When a line of the entries contains "What", please list that line.

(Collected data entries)
------------------------------------------------------------

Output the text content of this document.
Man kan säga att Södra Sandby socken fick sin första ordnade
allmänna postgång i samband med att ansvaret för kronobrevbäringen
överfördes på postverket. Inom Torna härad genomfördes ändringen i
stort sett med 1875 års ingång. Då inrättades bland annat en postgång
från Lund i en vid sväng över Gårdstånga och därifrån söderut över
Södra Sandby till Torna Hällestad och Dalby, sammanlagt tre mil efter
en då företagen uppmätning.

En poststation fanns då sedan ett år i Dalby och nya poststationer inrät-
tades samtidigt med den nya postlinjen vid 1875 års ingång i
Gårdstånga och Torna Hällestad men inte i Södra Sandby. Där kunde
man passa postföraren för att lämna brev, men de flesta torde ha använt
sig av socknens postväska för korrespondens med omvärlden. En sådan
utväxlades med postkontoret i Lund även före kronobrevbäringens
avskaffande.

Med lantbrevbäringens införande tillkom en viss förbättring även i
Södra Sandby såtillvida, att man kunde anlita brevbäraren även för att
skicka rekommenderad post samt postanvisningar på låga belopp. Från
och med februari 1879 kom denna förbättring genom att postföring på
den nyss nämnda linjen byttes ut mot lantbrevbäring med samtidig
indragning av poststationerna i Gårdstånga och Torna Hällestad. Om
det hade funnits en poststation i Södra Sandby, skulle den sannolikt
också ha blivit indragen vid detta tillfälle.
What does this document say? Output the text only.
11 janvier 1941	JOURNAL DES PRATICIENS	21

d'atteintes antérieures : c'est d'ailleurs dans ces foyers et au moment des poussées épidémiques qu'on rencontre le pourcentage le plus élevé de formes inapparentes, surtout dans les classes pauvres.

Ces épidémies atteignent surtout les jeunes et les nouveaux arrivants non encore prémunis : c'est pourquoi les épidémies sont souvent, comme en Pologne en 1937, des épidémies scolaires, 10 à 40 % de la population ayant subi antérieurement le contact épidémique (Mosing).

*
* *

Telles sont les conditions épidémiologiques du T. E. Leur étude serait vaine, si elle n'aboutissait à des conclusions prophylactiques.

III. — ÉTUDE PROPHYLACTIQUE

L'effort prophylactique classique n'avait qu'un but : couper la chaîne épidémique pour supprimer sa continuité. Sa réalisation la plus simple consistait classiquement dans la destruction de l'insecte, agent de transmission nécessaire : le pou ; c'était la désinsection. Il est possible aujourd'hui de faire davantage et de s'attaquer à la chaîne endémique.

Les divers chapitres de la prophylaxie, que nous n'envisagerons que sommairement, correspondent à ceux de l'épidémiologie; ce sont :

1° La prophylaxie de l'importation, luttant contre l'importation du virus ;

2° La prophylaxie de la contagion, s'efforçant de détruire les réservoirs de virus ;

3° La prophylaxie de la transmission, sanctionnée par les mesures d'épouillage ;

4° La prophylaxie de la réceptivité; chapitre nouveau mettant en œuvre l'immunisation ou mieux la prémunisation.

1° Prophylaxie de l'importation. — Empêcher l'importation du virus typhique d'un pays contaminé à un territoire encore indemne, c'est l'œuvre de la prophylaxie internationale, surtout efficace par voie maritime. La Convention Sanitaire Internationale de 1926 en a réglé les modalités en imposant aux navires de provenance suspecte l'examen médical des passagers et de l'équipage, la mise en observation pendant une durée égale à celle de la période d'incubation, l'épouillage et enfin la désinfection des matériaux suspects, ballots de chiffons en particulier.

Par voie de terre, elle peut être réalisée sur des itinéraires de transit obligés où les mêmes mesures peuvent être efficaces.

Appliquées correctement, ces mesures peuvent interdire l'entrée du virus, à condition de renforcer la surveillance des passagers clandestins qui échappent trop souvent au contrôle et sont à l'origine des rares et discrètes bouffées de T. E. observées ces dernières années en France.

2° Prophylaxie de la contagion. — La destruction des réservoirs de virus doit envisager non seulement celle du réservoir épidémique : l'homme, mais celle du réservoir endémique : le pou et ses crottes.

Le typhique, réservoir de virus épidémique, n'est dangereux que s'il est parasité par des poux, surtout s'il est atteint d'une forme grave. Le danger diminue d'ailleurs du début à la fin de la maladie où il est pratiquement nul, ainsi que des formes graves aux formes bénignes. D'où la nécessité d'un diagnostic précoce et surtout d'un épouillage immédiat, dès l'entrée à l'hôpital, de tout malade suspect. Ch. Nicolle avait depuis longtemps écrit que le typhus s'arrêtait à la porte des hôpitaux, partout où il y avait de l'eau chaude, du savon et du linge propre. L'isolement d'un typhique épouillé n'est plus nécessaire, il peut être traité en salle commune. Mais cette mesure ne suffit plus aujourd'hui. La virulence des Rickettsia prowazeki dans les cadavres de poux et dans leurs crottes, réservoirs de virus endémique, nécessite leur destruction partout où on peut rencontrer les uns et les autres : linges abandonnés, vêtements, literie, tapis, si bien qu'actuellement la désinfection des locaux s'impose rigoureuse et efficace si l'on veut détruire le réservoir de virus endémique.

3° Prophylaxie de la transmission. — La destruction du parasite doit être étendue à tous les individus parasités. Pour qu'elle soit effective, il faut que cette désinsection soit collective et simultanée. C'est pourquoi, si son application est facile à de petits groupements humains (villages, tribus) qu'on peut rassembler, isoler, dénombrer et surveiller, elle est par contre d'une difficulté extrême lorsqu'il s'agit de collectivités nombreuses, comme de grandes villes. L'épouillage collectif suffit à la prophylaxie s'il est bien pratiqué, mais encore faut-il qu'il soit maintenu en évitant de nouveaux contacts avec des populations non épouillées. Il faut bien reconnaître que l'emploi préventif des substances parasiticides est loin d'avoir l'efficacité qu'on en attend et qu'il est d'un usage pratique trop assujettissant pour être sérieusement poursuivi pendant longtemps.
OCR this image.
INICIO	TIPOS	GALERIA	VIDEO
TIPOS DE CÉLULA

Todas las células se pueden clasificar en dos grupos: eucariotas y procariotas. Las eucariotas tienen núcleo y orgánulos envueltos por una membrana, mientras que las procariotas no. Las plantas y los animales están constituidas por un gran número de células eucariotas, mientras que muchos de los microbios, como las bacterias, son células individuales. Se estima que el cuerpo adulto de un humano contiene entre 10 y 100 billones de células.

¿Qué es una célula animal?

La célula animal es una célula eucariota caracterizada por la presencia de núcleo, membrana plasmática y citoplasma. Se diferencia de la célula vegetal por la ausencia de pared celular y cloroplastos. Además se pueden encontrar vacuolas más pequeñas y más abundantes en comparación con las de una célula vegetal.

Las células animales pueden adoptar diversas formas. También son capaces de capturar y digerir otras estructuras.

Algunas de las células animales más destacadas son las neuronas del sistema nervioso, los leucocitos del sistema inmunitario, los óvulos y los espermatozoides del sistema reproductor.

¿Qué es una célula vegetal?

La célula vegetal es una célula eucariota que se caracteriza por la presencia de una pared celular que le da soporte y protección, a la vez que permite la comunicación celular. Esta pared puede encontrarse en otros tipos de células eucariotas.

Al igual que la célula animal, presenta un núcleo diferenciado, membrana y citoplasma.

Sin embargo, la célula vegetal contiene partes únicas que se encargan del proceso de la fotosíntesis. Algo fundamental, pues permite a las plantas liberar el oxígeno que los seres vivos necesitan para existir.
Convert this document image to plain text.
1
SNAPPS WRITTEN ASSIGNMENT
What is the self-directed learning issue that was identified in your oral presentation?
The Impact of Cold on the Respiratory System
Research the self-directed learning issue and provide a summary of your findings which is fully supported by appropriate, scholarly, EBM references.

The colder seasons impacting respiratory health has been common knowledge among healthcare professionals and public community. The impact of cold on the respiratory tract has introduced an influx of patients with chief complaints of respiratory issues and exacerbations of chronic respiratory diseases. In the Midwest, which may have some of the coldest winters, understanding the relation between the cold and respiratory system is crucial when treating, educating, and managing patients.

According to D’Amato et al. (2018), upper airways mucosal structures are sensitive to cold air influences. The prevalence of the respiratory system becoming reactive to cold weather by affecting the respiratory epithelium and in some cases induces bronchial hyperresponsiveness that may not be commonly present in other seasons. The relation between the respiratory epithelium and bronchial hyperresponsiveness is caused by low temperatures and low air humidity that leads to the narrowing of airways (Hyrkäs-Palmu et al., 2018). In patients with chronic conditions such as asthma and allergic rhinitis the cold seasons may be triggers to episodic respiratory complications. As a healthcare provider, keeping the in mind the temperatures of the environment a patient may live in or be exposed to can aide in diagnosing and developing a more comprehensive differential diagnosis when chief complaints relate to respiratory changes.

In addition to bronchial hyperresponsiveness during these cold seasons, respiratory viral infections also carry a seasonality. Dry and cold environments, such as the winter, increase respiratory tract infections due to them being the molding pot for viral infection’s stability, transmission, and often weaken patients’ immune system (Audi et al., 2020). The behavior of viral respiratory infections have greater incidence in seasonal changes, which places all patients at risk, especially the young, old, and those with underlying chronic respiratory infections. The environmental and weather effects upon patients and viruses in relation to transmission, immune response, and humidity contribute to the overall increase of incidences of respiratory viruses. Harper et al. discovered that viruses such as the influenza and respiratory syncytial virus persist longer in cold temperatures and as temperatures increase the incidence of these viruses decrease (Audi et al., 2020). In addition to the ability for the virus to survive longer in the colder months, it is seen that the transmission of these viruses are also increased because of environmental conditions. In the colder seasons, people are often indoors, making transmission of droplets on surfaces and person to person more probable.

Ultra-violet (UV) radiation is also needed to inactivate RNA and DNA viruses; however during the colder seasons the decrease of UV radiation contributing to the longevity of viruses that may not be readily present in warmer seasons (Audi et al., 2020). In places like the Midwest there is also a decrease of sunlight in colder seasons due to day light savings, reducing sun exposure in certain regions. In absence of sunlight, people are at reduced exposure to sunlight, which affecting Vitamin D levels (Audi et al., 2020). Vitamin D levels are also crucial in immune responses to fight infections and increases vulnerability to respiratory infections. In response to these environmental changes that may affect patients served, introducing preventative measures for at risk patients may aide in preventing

------------------------------------------------------------

[TASK RESULT]
What does this document say? Output the text only.
What is the self-directed learning issue that was identified in your oral presentation?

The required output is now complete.